Task:
The data below should be printed in full, exactly, and without any of its images.

begin Material shown

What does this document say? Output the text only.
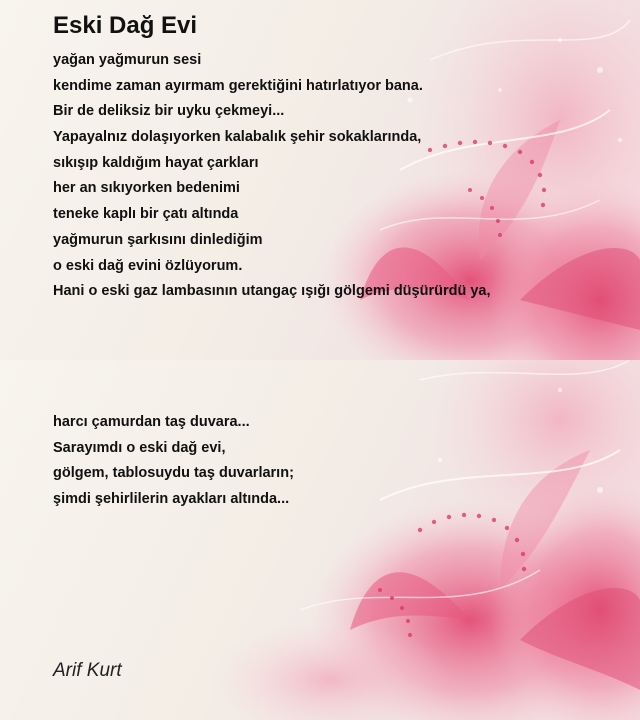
Eski Dağ Evi
yağan yağmurun sesi
kendime zaman ayırmam gerektiğini hatırlatıyor bana.
Bir de deliksiz bir uyku çekmeyi...
Yapayalnız dolaşıyorken kalabalık şehir sokaklarında,
sıkışıp kaldığım hayat çarkları
her an sıkıyorken bedenimi
teneke kaplı bir çatı altında
yağmurun şarkısını dinlediğim
o eski dağ evini özlüyorum.
Hani o eski gaz lambasının utangaç ışığı gölgemi düşürürdü ya,
harcı çamurdan taş duvara...
Sarayımdı o eski dağ evi,
gölgem, tablosuydu taş duvarların;
şimdi şehirlilerin ayakları altında...
Arif Kurt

end Material shown

Complete output:
What does this document say? Output the text only.
Eski Dağ Evi
yağan yağmurun sesi
kendime zaman ayırmam gerektiğini hatırlatıyor bana.
Bir de deliksiz bir uyku çekmeyi...
Yapayalnız dolaşıyorken kalabalık şehir sokaklarında,
sıkışıp kaldığım hayat çarkları
her an sıkıyorken bedenimi
teneke kaplı bir çatı altında
yağmurun şarkısını dinlediğim
o eski dağ evini özlüyorum.
Hani o eski gaz lambasının utangaç ışığı gölgemi düşürürdü ya,
harcı çamurdan taş duvara...
Sarayımdı o eski dağ evi,
gölgem, tablosuydu taş duvarların;
şimdi şehirlilerin ayakları altında...
Arif Kurt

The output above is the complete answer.